Find the number of lines in these records where the word "title" appears. Reply with that number and nothing more.

* Data for the task
-- Begin --
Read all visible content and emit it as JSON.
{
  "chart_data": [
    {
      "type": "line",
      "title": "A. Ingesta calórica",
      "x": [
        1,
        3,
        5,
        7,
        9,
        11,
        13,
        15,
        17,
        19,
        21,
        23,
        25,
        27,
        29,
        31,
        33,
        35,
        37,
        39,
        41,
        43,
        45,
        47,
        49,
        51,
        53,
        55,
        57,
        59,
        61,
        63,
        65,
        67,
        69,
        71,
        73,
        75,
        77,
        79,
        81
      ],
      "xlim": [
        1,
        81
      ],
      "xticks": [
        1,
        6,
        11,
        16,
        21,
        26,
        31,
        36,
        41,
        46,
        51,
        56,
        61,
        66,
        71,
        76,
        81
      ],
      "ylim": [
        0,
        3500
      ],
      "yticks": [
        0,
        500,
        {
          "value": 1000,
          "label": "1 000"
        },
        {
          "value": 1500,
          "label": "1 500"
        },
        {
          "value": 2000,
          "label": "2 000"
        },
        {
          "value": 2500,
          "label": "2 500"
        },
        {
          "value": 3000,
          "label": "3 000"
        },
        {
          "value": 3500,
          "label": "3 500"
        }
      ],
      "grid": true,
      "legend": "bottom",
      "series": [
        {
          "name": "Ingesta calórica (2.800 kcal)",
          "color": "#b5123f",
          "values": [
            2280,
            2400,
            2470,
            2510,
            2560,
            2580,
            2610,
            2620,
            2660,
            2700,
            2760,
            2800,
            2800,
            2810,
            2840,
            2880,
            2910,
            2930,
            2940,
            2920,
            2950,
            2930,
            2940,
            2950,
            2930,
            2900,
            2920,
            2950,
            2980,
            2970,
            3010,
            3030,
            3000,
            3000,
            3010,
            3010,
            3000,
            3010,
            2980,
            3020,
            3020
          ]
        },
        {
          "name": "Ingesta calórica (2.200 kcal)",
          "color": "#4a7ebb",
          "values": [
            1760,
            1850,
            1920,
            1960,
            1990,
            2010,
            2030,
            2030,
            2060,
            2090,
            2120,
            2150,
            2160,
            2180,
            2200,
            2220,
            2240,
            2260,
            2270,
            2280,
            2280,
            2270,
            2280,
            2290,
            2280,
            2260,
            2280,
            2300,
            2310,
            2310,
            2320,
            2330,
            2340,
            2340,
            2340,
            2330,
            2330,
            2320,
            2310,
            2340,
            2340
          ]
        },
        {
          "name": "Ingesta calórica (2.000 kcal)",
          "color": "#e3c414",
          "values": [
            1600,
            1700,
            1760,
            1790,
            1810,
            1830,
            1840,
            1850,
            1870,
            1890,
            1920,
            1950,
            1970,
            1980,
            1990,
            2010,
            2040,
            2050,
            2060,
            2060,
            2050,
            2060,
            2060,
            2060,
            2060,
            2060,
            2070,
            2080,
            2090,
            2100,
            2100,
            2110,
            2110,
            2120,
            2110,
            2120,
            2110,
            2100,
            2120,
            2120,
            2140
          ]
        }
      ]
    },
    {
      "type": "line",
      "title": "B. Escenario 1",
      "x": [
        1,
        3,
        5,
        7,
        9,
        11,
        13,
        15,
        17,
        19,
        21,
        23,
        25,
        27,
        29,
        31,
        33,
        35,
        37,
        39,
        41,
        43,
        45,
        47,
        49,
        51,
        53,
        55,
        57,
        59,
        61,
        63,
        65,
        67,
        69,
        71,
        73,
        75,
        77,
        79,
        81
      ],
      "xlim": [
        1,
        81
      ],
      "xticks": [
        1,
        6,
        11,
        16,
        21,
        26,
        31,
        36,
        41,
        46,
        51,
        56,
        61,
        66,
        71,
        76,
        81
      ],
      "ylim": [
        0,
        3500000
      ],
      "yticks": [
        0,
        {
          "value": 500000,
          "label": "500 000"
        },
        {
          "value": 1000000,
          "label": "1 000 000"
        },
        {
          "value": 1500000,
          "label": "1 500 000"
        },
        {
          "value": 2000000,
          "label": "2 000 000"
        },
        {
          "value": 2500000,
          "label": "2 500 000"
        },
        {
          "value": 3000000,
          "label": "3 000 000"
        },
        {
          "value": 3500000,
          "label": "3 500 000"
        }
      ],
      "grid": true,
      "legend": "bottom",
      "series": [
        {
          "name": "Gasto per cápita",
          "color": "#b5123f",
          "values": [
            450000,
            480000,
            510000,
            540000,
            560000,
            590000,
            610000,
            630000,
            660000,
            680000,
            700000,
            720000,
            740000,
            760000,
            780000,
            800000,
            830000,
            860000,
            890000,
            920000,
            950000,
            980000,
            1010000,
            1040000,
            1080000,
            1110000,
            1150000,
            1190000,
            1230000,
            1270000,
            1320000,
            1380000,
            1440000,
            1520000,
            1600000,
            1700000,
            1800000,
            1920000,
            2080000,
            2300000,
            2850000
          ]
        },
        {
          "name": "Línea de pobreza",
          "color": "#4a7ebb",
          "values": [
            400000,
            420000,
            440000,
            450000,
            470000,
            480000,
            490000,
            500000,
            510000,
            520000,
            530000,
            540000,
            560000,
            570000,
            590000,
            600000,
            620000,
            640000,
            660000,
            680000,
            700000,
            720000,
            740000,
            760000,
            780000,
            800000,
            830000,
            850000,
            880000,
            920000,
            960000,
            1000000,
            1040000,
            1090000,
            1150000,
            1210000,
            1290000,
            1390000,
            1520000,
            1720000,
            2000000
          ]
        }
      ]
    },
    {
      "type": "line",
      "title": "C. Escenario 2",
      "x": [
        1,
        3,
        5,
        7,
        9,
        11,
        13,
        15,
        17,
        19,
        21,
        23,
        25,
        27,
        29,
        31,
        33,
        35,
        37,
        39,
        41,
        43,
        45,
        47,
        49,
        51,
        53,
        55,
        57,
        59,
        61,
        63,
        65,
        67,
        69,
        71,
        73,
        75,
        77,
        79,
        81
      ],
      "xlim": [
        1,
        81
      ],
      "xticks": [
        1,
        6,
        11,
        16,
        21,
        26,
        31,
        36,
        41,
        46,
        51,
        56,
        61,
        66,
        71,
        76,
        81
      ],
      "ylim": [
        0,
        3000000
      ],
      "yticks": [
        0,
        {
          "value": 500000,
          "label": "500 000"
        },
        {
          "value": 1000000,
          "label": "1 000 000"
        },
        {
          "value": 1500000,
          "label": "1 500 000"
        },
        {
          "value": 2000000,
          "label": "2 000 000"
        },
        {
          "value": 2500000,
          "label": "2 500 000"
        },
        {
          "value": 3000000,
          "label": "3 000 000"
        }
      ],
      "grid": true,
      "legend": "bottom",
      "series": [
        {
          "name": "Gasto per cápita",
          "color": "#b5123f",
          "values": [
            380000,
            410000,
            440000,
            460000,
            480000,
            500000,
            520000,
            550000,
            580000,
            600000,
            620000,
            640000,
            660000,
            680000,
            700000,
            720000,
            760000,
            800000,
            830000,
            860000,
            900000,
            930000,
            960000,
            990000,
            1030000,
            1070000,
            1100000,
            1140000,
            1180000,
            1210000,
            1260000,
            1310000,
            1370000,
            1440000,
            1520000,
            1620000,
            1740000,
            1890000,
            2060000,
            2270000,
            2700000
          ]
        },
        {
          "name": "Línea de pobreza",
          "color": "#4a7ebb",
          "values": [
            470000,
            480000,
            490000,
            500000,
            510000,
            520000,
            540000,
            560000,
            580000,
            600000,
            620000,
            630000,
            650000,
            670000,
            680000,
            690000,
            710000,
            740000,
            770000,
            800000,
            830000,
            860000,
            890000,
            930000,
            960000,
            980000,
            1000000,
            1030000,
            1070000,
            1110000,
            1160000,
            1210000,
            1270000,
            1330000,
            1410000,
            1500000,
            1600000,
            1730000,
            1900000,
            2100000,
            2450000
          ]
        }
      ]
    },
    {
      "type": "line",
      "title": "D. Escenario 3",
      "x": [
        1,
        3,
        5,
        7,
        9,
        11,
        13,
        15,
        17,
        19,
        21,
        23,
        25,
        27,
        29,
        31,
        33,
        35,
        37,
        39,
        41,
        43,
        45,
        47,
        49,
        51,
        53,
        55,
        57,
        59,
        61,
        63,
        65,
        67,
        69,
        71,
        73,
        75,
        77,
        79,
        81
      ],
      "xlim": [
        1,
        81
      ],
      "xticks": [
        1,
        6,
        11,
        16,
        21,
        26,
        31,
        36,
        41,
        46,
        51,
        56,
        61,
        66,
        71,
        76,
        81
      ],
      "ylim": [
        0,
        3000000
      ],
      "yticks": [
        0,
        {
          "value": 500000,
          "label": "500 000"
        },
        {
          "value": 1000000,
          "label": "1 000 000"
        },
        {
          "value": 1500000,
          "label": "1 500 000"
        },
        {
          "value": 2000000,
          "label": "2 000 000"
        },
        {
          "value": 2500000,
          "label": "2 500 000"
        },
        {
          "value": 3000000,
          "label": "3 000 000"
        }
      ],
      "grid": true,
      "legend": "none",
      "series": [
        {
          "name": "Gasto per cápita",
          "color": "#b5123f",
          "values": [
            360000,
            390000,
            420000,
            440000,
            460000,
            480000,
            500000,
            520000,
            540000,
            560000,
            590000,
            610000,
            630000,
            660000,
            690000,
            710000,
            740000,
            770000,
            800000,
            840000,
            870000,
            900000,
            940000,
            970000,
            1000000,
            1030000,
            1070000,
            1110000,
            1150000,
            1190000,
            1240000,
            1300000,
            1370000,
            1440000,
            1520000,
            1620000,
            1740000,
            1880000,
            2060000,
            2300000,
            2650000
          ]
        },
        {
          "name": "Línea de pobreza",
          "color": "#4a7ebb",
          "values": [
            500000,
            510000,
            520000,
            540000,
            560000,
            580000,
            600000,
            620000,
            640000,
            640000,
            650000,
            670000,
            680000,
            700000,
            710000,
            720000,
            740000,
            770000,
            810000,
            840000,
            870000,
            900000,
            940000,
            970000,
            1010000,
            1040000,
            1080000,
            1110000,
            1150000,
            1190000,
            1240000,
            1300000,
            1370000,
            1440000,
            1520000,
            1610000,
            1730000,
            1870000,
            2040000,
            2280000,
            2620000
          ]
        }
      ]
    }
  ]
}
-- End --
* Solution for this problem
4